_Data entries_
++++++++++++++++++++

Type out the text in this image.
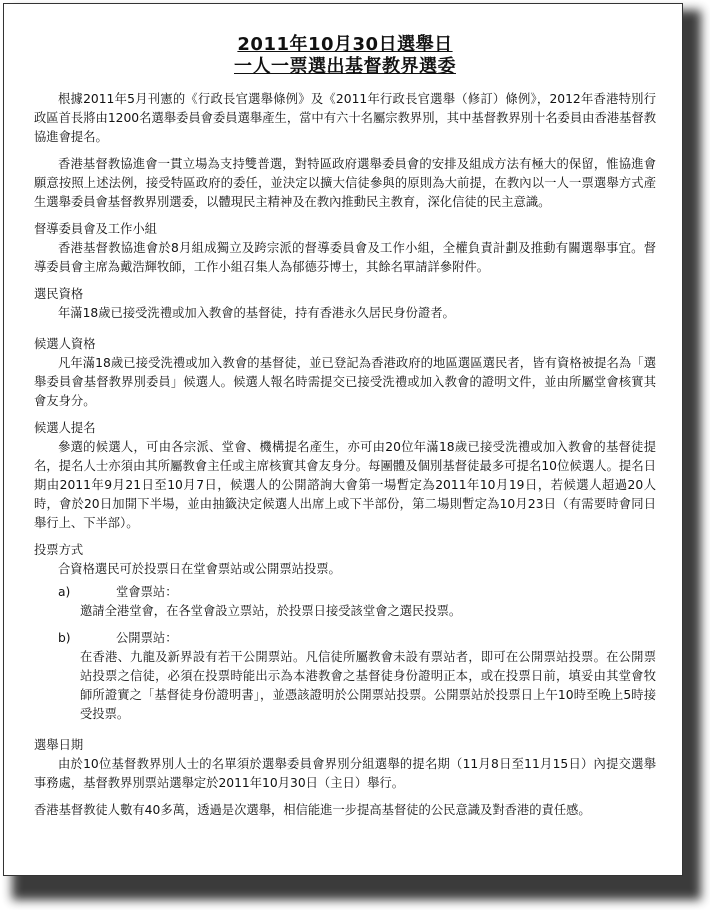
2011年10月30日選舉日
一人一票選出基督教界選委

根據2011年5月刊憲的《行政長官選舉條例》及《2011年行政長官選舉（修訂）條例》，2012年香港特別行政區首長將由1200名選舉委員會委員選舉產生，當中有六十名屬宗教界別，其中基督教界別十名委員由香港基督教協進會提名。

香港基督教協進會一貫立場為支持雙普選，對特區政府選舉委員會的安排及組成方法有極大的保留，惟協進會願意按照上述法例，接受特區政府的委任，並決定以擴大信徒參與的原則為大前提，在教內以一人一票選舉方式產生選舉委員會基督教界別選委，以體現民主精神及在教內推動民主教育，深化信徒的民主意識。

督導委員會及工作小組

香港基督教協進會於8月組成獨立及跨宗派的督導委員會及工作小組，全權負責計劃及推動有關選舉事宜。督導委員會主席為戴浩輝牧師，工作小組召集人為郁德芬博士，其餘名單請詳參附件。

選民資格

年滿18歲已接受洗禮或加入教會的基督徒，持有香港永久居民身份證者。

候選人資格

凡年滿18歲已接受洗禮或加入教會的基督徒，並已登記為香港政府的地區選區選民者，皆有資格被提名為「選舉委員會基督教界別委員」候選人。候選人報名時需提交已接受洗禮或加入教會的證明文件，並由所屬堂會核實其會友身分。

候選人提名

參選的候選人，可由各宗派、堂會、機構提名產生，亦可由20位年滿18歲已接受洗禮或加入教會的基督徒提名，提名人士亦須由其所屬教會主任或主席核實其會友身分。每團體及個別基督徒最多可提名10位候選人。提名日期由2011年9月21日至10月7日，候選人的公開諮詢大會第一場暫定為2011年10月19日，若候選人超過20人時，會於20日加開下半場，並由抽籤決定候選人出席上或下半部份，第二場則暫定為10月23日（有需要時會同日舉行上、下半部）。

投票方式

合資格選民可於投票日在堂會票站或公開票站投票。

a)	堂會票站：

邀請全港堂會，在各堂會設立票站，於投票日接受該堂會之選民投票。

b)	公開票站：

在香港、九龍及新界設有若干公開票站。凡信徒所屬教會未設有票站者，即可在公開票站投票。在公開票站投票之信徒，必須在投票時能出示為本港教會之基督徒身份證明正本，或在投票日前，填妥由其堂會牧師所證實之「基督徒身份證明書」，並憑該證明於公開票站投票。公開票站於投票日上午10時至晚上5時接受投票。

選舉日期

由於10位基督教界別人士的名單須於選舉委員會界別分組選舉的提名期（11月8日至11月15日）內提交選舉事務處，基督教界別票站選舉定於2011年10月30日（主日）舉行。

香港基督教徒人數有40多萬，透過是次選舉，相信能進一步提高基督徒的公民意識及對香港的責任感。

++++++++++++++++++++

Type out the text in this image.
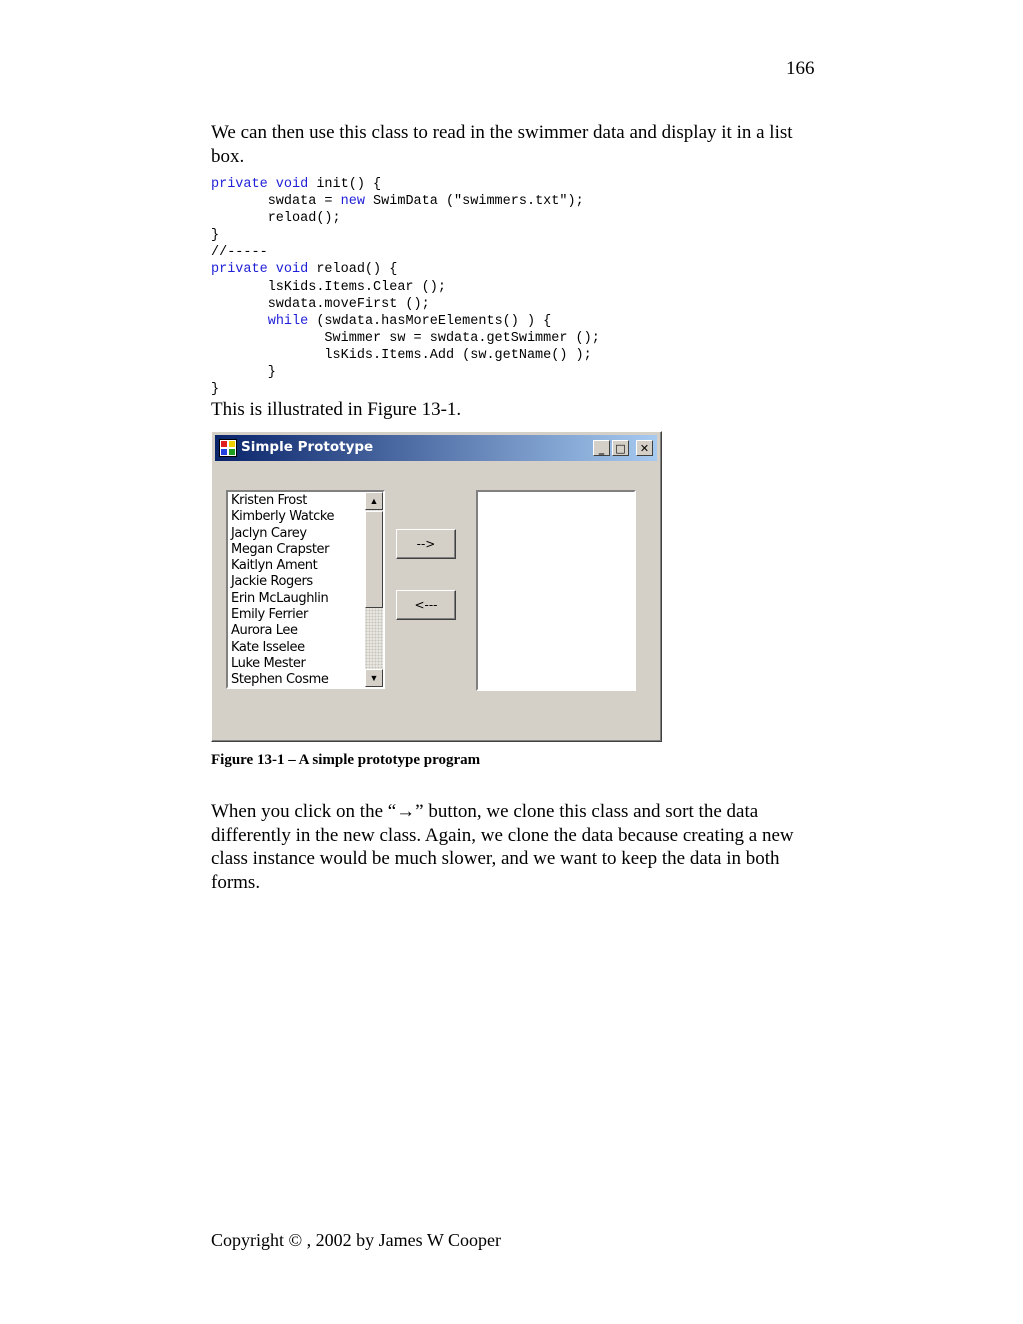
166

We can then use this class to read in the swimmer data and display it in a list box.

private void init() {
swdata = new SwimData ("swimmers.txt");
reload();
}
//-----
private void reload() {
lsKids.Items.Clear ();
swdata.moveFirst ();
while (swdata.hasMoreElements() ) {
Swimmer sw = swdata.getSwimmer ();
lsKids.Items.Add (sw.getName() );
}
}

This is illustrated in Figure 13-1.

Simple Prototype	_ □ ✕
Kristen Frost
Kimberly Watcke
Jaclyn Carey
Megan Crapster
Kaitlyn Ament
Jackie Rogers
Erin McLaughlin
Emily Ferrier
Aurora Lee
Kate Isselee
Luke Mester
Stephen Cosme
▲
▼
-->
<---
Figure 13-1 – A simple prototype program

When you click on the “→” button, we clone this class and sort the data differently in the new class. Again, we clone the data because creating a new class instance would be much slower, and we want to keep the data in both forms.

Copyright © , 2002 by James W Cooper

++++++++++++++++++++

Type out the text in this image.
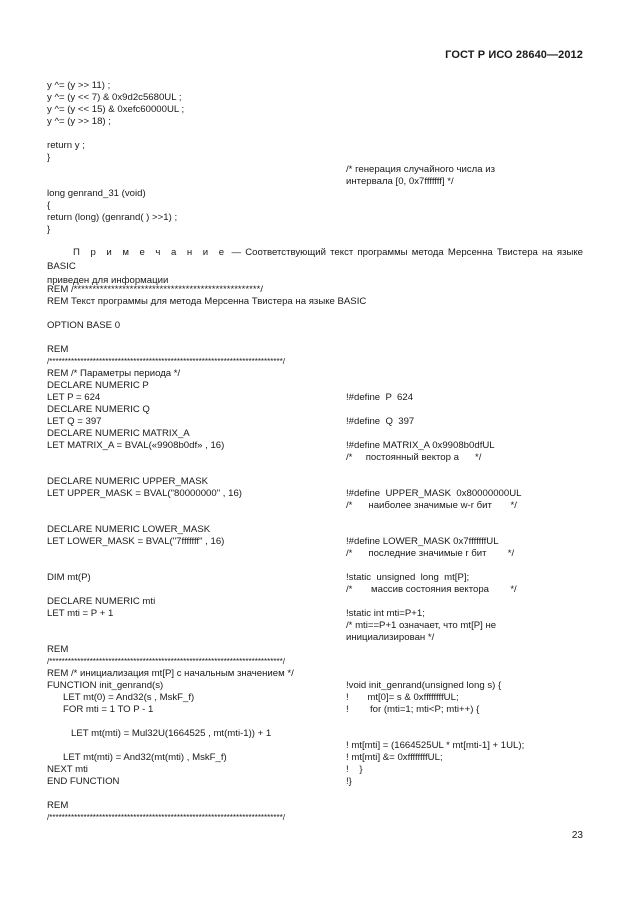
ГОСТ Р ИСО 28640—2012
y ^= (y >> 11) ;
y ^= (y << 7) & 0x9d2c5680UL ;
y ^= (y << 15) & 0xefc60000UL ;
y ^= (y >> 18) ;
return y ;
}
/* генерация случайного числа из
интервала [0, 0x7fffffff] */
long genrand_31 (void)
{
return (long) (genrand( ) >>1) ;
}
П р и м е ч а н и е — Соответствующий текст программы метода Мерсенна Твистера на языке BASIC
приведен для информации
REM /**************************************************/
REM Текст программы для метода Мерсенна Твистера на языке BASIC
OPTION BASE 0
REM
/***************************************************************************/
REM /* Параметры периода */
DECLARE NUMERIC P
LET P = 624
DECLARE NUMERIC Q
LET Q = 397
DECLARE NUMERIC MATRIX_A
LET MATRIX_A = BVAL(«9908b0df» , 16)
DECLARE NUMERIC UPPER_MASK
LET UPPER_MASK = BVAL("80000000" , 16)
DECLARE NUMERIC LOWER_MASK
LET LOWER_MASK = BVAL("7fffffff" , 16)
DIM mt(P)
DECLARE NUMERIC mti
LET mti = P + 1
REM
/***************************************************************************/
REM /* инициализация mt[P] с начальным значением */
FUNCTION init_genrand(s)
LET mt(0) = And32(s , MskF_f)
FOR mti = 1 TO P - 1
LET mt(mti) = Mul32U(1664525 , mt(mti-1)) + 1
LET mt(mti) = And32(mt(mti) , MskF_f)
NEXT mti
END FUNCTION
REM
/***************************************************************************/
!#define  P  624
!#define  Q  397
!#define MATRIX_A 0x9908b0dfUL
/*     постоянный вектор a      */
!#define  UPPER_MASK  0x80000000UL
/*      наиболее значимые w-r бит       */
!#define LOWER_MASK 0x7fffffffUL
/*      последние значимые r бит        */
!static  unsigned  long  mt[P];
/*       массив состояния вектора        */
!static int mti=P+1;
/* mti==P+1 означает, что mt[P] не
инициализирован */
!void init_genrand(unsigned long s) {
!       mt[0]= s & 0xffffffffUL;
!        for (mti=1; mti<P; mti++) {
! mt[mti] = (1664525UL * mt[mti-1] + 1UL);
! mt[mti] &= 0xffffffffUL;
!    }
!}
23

++++++++++++++++++++

_Problem statement_
Search the records for the word "long" and copy every line where it occurs.

_Written solution_
long genrand_31 (void)
return (long) (genrand( ) >>1) ;
!static  unsigned  long  mt[P];
!void init_genrand(unsigned long s) {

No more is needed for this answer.